*必要な作業 A*: トラスコアパネルの記事から、「東京工業大学・萩原一郎教授ら」で始まり「を目指した応用研究を進める。」で終わる箇所を、一字一句たがえずに書き写してもらえますか。
*必要な作業 B*: トラスコアパネルの記事を、最後の文の次から書き継いでもらえますか。

─── 本文抜粋

東京工業大学・萩原一郎教授らの研究グループは、車両軽量化を可能とするトラスコアパネルを開発した。塑性加工により平板に三角錐の凹凸を施した同パネルは、ハニカム構造と比較して優れたエネルギー吸収特性と低コスト化を実現したのが特徴。フロアパネルに使用すれば、支持部材の省略もしくは断面形状の縮小から25%の軽量化が図れるほか、アルミへの材料置換により重量半減も可能だ。同グループでは、実用化を目指した応用研究を進める。
トラスコアパネルは、鉄道・運輸機構の「運輸分野における基礎的研究推進制度」による開発プロジェクトの一環として開発したもの。プレス加工によりハニカム構造の3分の1?5分の1の低コスト化が可能なほか、遮音・吸音といった音響特性や断熱性などの特性を有する。同グループでは、スチール以外にも温間成形によるアルミ板材への応用技術や、真空成形によるポリカーボネート(PC)やポリエチレンテレフタレート(PET)といった樹脂材料への適用技術も開発している。

──────
─── 資料の抜粋

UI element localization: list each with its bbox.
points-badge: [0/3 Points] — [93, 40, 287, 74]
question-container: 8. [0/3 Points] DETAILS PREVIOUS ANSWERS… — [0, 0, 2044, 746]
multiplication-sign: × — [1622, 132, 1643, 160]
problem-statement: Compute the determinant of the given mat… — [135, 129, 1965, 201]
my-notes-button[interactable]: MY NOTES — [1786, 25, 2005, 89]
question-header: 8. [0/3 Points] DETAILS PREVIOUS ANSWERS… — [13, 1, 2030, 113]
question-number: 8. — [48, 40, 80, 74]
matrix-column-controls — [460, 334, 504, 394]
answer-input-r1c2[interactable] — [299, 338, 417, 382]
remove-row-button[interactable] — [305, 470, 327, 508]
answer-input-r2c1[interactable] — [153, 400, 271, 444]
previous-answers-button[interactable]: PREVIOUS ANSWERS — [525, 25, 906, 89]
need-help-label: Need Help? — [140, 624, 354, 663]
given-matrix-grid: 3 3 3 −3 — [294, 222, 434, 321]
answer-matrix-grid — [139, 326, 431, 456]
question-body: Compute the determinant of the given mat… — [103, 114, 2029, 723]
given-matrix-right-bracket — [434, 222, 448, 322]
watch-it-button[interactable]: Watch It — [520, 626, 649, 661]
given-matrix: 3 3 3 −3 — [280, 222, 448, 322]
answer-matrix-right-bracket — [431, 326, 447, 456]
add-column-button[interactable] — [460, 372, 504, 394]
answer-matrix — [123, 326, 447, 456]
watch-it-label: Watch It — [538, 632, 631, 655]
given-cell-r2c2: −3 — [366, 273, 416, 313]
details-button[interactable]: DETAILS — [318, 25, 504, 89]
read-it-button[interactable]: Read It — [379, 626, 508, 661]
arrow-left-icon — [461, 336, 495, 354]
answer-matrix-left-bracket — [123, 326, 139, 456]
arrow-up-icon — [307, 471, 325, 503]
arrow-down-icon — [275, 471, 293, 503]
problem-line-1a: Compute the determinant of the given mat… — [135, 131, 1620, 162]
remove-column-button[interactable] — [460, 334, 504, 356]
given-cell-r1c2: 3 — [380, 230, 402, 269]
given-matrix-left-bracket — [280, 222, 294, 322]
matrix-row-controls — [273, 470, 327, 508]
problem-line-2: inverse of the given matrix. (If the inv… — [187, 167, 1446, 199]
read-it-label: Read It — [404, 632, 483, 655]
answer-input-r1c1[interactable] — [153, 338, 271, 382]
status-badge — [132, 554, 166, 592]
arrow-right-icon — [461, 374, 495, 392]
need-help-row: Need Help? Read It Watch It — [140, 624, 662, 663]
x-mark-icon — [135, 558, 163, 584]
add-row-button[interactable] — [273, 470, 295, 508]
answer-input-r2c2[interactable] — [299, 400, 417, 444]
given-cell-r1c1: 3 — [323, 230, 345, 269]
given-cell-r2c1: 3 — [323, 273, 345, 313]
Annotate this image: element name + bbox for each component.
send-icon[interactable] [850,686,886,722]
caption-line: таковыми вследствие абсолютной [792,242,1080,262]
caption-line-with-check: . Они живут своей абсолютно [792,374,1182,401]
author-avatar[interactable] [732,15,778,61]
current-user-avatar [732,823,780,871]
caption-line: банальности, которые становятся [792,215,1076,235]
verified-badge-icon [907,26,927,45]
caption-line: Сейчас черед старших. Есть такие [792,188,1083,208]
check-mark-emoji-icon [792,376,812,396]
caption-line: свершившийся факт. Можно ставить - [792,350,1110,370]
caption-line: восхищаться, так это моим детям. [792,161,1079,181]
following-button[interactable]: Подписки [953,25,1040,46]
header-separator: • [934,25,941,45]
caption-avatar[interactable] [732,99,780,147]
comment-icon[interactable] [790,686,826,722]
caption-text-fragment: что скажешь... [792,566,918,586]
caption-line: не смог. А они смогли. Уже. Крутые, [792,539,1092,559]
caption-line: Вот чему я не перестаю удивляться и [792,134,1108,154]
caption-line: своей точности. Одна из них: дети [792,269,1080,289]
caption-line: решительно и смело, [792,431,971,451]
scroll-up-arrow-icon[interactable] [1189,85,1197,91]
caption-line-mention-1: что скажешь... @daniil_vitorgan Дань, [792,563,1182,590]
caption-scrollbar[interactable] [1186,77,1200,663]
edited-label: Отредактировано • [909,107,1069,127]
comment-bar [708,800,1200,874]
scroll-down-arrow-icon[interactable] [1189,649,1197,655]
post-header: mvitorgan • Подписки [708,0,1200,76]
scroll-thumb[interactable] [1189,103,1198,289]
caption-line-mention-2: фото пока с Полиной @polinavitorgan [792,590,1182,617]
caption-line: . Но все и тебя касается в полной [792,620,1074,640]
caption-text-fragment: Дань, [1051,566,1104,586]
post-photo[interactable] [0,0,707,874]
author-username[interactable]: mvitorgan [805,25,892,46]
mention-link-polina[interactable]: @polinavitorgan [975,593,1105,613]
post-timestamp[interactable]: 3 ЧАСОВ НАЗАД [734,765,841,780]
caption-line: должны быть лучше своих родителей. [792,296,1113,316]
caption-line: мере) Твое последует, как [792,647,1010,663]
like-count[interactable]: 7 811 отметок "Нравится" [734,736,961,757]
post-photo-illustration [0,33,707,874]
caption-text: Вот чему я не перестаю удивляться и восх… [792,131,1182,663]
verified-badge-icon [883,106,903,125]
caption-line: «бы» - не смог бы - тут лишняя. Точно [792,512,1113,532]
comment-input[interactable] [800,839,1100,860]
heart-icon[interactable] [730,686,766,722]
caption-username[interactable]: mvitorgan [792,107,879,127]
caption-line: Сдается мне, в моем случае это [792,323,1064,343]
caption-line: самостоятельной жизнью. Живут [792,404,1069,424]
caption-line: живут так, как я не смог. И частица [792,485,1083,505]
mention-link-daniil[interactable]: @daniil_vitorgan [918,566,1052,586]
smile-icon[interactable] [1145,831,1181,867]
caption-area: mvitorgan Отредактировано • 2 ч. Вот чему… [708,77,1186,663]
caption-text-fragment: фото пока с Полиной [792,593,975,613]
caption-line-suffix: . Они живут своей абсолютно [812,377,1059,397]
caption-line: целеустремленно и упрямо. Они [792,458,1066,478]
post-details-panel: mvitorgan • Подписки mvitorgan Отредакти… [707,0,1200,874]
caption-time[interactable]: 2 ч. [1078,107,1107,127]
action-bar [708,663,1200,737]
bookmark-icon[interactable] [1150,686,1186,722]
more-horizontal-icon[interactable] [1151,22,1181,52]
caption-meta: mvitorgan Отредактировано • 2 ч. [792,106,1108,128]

──────

*回答欄 A*:
東京工業大学・萩原一郎教授らの研究グループは、車両軽量化を可能とするトラスコアパネルを開発した。塑性加工により平板に三角錐の凹凸を施した同パネルは、ハニカム構造と比較して優れたエネルギー吸収特性と低コスト化を実現したのが特徴。フロアパネルに使用すれば、支持部材の省略もしくは断面形状の縮小から25%の軽量化が図れるほか、アルミへの材料置換により重量半減も可能だ。同グループでは、実用化を目指した応用研究を進める。

*回答欄 B*:
現在、ソーラーセル向けには、建物に設置する際に使用するベースパネルとしてスチール製で1平方メートル当たり6・9キログラム、アルミ製で同3・7キログラムの軽量パネルの製品化などに取り組んでいる。自動車分野では、同技術を応用して潰れ特性を現行の70%から90%に向上する反転螺旋円筒型サイドメンバーなどを開発している。
自動車用パネル材としては、軽量かつ高剛性で遮音・制振性能に優れるフロアパネルとして実用化を進めている。バス用の試作品では、現状構造(パネル厚24ミリ)をトラスコアパネル(同16ミリ)に置き換えることで同等の剛性を確保しつつ40%以上の軽量化と30%以上の薄型化を図っている。同グループでは、クロスメンバー埋め込み型フロアパネルやフロアと側部シル構造の接合・一体化モデルなども開発しており、適用可能な用途分野として自動車用軽量部材の実用化を推進していく。